-- BEGIN Extracted information --

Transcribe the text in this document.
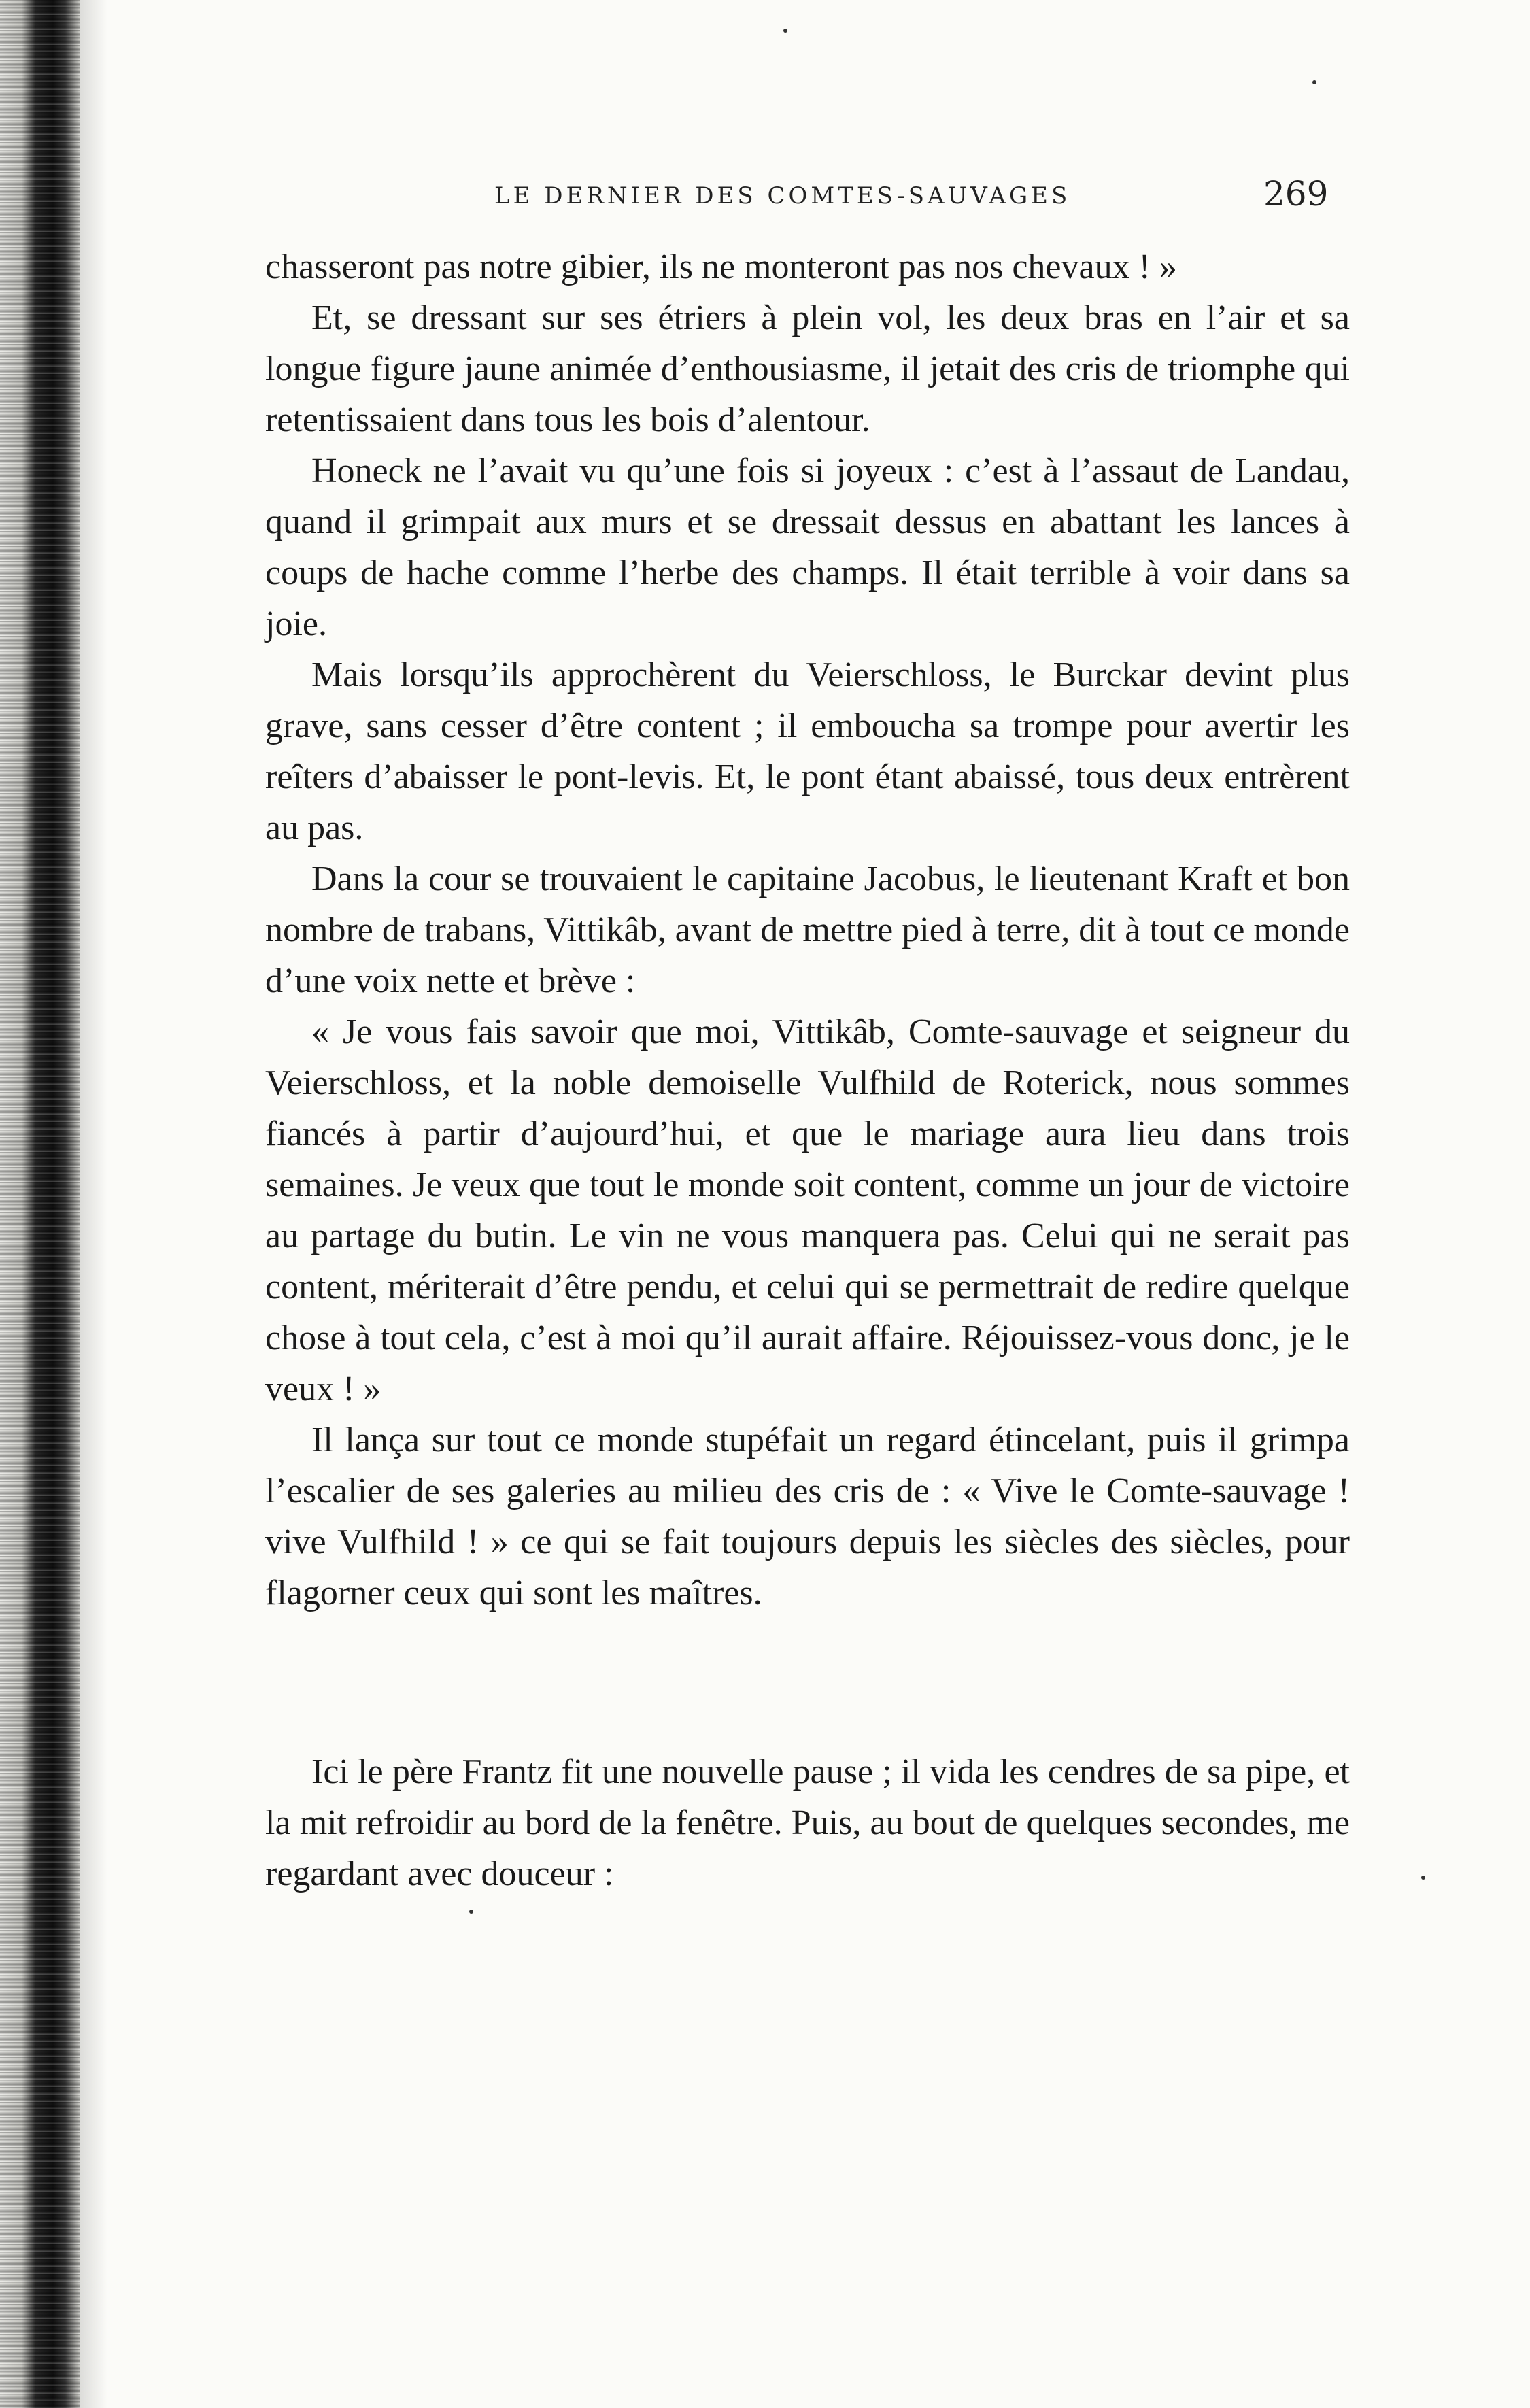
LE DERNIER DES COMTES-SAUVAGES	269

chasseront pas notre gibier, ils ne monteront pas nos chevaux ! »

Et, se dressant sur ses étriers à plein vol, les deux bras en l’air et sa longue figure jaune animée d’enthousiasme, il jetait des cris de triomphe qui retentissaient dans tous les bois d’alentour.

Honeck ne l’avait vu qu’une fois si joyeux : c’est à l’assaut de Landau, quand il grimpait aux murs et se dressait dessus en abattant les lances à coups de hache comme l’herbe des champs. Il était terrible à voir dans sa joie.

Mais lorsqu’ils approchèrent du Veierschloss, le Burckar devint plus grave, sans cesser d’être content ; il emboucha sa trompe pour avertir les reîters d’abaisser le pont-levis. Et, le pont étant abaissé, tous deux entrèrent au pas.

Dans la cour se trouvaient le capitaine Jacobus, le lieutenant Kraft et bon nombre de trabans, Vittikâb, avant de mettre pied à terre, dit à tout ce monde d’une voix nette et brève :

« Je vous fais savoir que moi, Vittikâb, Comte-sauvage et seigneur du Veierschloss, et la noble demoiselle Vulfhild de Roterick, nous sommes fiancés à partir d’aujourd’hui, et que le mariage aura lieu dans trois semaines. Je veux que tout le monde soit content, comme un jour de victoire au partage du butin. Le vin ne vous manquera pas. Celui qui ne serait pas content, mériterait d’être pendu, et celui qui se permettrait de redire quelque chose à tout cela, c’est à moi qu’il aurait affaire. Réjouissez-vous donc, je le veux ! »

Il lança sur tout ce monde stupéfait un regard étincelant, puis il grimpa l’escalier de ses galeries au milieu des cris de : « Vive le Comte-sauvage ! vive Vulfhild ! » ce qui se fait toujours depuis les siècles des siècles, pour flagorner ceux qui sont les maîtres.

Ici le père Frantz fit une nouvelle pause ; il vida les cendres de sa pipe, et la mit refroidir au bord de la fenêtre. Puis, au bout de quelques secondes, me regardant avec douceur :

-- END Extracted information --

■ **Given exercise**
Transcribe every entry word for word, but skip the pictures.

■ **Correct result**
Transcribe the text in this document.
LE DERNIER DES COMTES-SAUVAGES	269

chasseront pas notre gibier, ils ne monteront pas nos chevaux ! »

Et, se dressant sur ses étriers à plein vol, les deux bras en l’air et sa longue figure jaune animée d’enthousiasme, il jetait des cris de triomphe qui retentissaient dans tous les bois d’alentour.

Honeck ne l’avait vu qu’une fois si joyeux : c’est à l’assaut de Landau, quand il grimpait aux murs et se dressait dessus en abattant les lances à coups de hache comme l’herbe des champs. Il était terrible à voir dans sa joie.

Mais lorsqu’ils approchèrent du Veierschloss, le Burckar devint plus grave, sans cesser d’être content ; il emboucha sa trompe pour avertir les reîters d’abaisser le pont-levis. Et, le pont étant abaissé, tous deux entrèrent au pas.

Dans la cour se trouvaient le capitaine Jacobus, le lieutenant Kraft et bon nombre de trabans, Vittikâb, avant de mettre pied à terre, dit à tout ce monde d’une voix nette et brève :

« Je vous fais savoir que moi, Vittikâb, Comte-sauvage et seigneur du Veierschloss, et la noble demoiselle Vulfhild de Roterick, nous sommes fiancés à partir d’aujourd’hui, et que le mariage aura lieu dans trois semaines. Je veux que tout le monde soit content, comme un jour de victoire au partage du butin. Le vin ne vous manquera pas. Celui qui ne serait pas content, mériterait d’être pendu, et celui qui se permettrait de redire quelque chose à tout cela, c’est à moi qu’il aurait affaire. Réjouissez-vous donc, je le veux ! »

Il lança sur tout ce monde stupéfait un regard étincelant, puis il grimpa l’escalier de ses galeries au milieu des cris de : « Vive le Comte-sauvage ! vive Vulfhild ! » ce qui se fait toujours depuis les siècles des siècles, pour flagorner ceux qui sont les maîtres.

Ici le père Frantz fit une nouvelle pause ; il vida les cendres de sa pipe, et la mit refroidir au bord de la fenêtre. Puis, au bout de quelques secondes, me regardant avec douceur :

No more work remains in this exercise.